What is needed:
Can you reproduce the items below with "candlestick" swapped for "candle" everywhere it occurs and nothing else changed?

Material supplied:
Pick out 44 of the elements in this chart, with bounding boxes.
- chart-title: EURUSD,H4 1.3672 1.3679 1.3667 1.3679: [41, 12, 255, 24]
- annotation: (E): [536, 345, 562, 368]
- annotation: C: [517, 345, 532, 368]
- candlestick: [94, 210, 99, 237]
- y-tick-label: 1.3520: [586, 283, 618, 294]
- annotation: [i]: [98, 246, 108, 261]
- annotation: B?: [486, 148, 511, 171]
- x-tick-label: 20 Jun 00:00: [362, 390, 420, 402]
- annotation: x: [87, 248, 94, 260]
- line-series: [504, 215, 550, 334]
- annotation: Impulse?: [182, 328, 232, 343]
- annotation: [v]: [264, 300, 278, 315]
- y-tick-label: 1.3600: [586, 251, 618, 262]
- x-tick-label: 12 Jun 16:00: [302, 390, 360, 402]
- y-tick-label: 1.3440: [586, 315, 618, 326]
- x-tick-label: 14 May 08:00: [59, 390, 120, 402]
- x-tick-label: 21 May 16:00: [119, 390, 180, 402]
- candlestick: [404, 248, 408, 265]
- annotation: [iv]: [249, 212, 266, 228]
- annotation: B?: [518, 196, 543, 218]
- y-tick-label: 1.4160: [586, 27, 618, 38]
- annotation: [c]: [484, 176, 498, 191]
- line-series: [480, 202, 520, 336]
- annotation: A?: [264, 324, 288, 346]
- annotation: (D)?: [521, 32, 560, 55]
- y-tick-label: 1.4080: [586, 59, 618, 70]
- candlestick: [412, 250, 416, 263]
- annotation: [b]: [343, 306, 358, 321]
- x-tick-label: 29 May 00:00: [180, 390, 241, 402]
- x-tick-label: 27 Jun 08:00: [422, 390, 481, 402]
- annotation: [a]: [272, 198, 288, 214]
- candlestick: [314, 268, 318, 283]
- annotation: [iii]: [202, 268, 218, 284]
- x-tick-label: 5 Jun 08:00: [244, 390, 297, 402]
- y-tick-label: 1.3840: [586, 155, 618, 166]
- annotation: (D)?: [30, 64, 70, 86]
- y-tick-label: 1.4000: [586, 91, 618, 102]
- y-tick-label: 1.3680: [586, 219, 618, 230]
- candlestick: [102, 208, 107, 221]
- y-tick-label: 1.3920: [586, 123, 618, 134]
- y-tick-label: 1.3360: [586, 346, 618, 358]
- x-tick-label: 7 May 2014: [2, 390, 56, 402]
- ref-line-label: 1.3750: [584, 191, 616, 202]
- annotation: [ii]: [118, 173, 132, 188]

Problem solution:
Pick out 44 of the elements in this chart, with bounding boxes.
- chart-title: EURUSD,H4 1.3672 1.3679 1.3667 1.3679: [41, 12, 255, 24]
- annotation: (E): [536, 345, 562, 368]
- annotation: C: [517, 345, 532, 368]
- candle: [94, 210, 99, 237]
- y-tick-label: 1.3520: [586, 283, 618, 294]
- annotation: [i]: [98, 246, 108, 261]
- annotation: B?: [486, 148, 511, 171]
- x-tick-label: 20 Jun 00:00: [362, 390, 420, 402]
- annotation: x: [87, 248, 94, 260]
- line-series: [504, 215, 550, 334]
- annotation: Impulse?: [182, 328, 232, 343]
- annotation: [v]: [264, 300, 278, 315]
- y-tick-label: 1.3600: [586, 251, 618, 262]
- x-tick-label: 12 Jun 16:00: [302, 390, 360, 402]
- y-tick-label: 1.3440: [586, 315, 618, 326]
- x-tick-label: 14 May 08:00: [59, 390, 120, 402]
- x-tick-label: 21 May 16:00: [119, 390, 180, 402]
- candle: [404, 248, 408, 265]
- annotation: [iv]: [249, 212, 266, 228]
- annotation: B?: [518, 196, 543, 218]
- y-tick-label: 1.4160: [586, 27, 618, 38]
- annotation: [c]: [484, 176, 498, 191]
- line-series: [480, 202, 520, 336]
- annotation: A?: [264, 324, 288, 346]
- annotation: (D)?: [521, 32, 560, 55]
- y-tick-label: 1.4080: [586, 59, 618, 70]
- candle: [412, 250, 416, 263]
- annotation: [b]: [343, 306, 358, 321]
- x-tick-label: 29 May 00:00: [180, 390, 241, 402]
- x-tick-label: 27 Jun 08:00: [422, 390, 481, 402]
- annotation: [a]: [272, 198, 288, 214]
- candle: [314, 268, 318, 283]
- annotation: [iii]: [202, 268, 218, 284]
- x-tick-label: 5 Jun 08:00: [244, 390, 297, 402]
- y-tick-label: 1.3840: [586, 155, 618, 166]
- annotation: (D)?: [30, 64, 70, 86]
- y-tick-label: 1.4000: [586, 91, 618, 102]
- y-tick-label: 1.3680: [586, 219, 618, 230]
- candle: [102, 208, 107, 221]
- y-tick-label: 1.3920: [586, 123, 618, 134]
- y-tick-label: 1.3360: [586, 346, 618, 358]
- x-tick-label: 7 May 2014: [2, 390, 56, 402]
- ref-line-label: 1.3750: [584, 191, 616, 202]
- annotation: [ii]: [118, 173, 132, 188]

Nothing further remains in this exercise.